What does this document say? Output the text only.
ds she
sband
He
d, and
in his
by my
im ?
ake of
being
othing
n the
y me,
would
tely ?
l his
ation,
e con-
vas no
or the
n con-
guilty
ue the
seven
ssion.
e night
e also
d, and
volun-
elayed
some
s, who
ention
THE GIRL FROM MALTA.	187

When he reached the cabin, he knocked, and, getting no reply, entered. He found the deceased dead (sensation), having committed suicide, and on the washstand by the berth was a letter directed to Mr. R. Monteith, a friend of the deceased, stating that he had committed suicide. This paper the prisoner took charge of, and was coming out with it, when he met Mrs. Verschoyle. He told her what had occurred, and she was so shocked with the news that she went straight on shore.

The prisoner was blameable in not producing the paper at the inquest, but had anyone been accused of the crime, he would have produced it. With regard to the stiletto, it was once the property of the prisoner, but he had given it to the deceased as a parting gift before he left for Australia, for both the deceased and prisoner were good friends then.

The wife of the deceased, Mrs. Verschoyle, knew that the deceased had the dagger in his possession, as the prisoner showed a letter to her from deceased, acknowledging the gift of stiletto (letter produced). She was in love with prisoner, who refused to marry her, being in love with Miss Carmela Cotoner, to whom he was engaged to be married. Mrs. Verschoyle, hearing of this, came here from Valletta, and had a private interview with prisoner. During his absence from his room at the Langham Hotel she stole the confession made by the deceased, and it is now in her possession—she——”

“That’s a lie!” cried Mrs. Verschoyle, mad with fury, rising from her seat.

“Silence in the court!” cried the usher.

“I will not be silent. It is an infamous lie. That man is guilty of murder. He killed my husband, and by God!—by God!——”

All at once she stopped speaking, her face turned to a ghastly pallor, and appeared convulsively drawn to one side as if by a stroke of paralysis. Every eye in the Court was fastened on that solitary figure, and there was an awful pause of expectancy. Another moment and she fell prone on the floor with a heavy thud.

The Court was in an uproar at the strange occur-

---

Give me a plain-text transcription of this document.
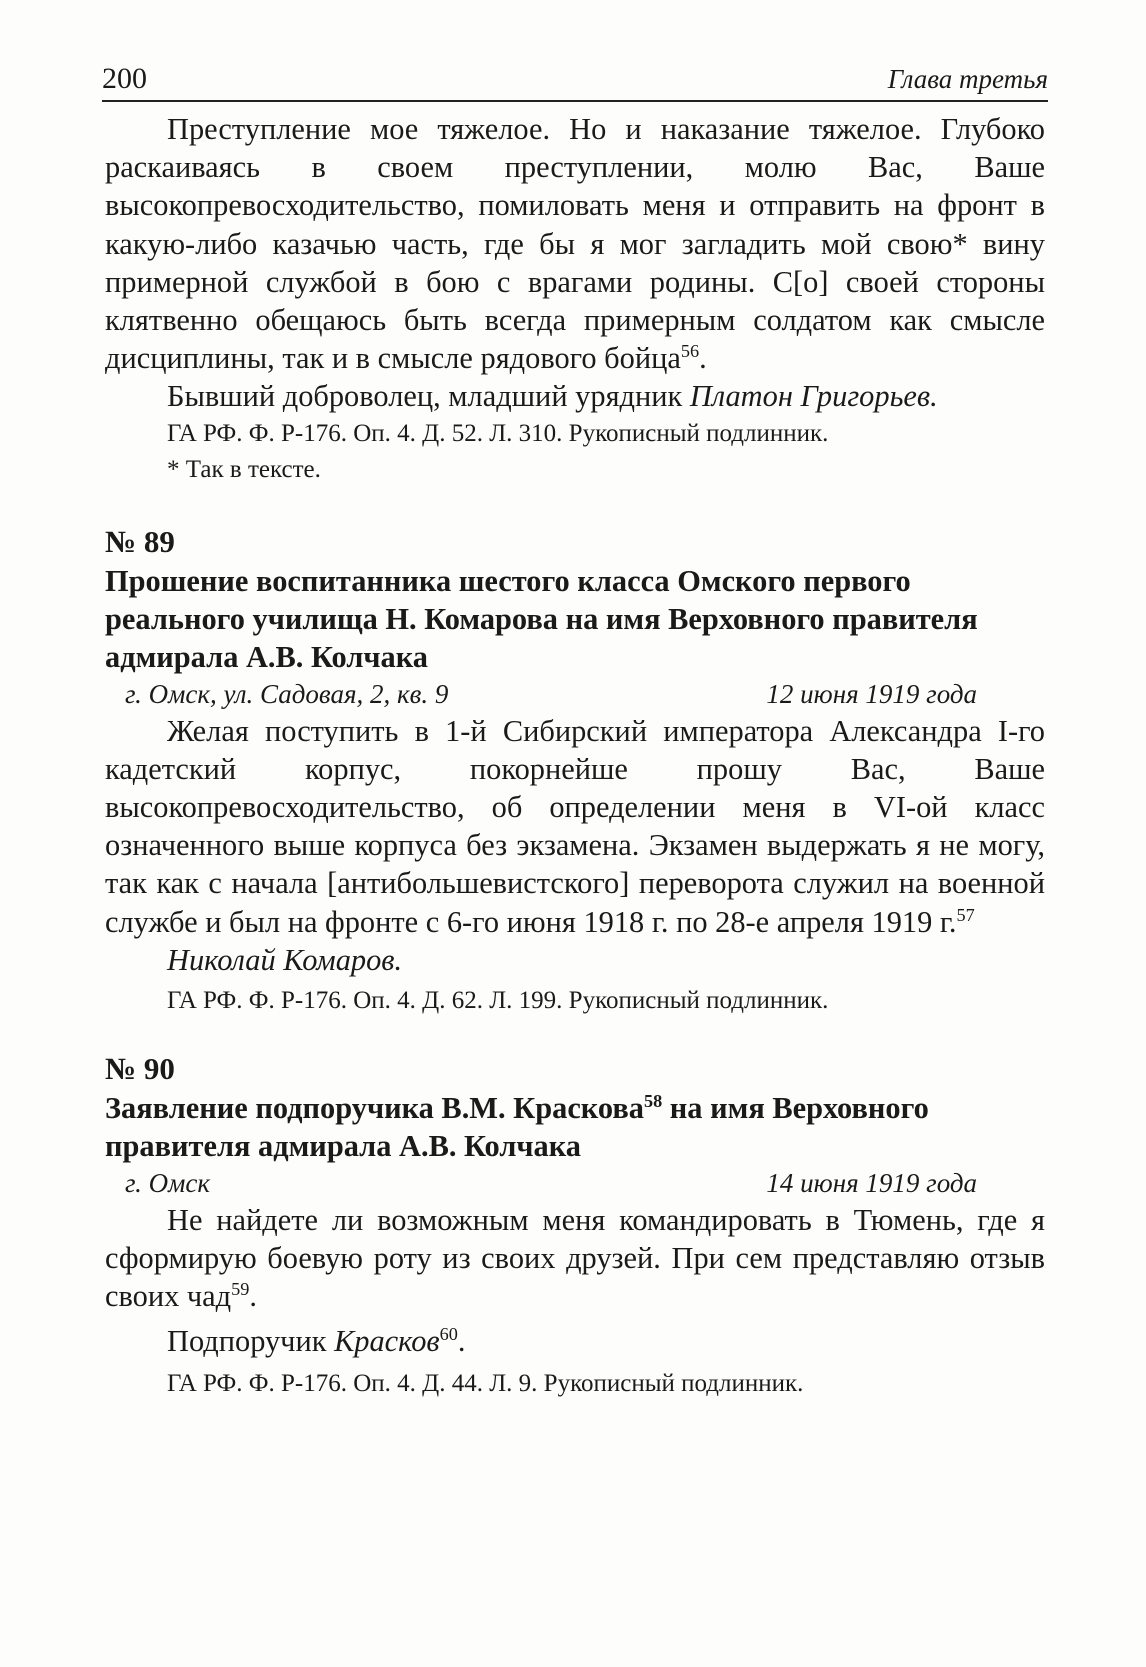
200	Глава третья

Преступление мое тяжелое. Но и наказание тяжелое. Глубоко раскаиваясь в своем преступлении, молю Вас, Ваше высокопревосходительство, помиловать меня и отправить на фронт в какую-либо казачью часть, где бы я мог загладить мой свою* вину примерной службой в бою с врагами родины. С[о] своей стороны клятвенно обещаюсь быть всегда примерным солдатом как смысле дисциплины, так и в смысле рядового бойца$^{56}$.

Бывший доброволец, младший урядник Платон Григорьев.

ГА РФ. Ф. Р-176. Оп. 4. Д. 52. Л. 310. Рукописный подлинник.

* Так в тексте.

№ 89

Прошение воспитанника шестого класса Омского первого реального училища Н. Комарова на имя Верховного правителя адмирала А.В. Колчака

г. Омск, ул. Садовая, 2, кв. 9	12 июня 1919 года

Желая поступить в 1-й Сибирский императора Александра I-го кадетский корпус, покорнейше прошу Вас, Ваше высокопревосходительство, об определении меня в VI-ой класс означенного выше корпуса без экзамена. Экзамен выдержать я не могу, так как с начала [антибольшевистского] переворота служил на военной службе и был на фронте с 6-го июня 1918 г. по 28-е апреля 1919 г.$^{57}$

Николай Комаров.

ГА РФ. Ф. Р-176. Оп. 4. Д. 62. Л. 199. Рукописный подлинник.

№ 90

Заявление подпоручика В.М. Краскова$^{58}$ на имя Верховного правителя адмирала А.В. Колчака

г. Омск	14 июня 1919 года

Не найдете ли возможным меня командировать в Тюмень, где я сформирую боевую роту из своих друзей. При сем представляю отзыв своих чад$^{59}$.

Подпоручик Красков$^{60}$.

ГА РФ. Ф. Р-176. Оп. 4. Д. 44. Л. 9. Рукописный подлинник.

---

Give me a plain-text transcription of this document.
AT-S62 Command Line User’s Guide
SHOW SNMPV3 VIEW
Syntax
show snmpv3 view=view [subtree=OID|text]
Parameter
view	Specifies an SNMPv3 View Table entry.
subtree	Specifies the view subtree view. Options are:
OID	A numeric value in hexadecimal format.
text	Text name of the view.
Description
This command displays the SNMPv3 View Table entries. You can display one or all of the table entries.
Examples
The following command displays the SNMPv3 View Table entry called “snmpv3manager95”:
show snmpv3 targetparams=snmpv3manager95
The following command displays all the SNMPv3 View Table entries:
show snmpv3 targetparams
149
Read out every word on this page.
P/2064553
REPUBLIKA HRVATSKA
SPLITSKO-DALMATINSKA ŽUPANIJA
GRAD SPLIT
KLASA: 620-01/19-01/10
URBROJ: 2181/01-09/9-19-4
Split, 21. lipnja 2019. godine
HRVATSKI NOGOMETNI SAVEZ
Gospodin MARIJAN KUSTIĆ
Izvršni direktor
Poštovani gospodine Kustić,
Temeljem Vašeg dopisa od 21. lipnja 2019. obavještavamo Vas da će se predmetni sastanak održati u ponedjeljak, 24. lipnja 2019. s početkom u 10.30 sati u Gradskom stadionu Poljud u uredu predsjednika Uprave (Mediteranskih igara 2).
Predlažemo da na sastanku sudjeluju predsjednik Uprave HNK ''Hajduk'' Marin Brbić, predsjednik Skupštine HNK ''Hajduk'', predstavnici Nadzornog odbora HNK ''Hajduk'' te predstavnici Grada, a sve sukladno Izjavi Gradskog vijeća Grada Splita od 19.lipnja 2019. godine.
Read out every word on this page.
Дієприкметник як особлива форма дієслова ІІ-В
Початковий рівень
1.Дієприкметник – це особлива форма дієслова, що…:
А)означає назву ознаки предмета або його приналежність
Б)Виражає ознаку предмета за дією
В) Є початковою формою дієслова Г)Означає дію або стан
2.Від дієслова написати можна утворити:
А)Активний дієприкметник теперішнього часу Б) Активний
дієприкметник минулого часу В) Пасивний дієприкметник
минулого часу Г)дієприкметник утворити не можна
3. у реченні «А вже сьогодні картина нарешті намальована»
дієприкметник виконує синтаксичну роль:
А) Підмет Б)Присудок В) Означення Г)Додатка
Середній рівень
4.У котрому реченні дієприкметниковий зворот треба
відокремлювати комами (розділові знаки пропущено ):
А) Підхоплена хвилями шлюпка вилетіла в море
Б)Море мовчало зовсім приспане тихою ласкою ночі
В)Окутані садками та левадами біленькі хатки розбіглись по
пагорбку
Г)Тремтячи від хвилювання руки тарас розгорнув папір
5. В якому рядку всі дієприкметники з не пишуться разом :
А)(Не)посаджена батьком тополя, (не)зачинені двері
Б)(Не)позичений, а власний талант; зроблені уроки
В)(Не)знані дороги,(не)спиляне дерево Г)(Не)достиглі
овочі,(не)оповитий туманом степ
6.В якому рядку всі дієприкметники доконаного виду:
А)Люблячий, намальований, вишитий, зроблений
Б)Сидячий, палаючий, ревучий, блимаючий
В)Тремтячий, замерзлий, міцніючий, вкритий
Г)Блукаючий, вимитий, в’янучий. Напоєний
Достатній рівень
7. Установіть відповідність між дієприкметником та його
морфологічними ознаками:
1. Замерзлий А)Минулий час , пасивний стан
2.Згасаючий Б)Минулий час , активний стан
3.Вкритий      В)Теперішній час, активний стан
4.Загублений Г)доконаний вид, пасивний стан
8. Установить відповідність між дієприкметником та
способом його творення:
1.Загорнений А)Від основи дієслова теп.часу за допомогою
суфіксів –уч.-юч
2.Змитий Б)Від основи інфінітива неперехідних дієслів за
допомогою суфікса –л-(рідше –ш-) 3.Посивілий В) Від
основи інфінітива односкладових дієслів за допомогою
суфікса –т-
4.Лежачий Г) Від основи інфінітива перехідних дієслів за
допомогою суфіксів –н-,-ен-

■ PROBLEM STATEMENT:
Among the entries, how many lines include the word "дієприкметники"? Answer with a single number and nothing further.

■ WORKED SOLUTION:
2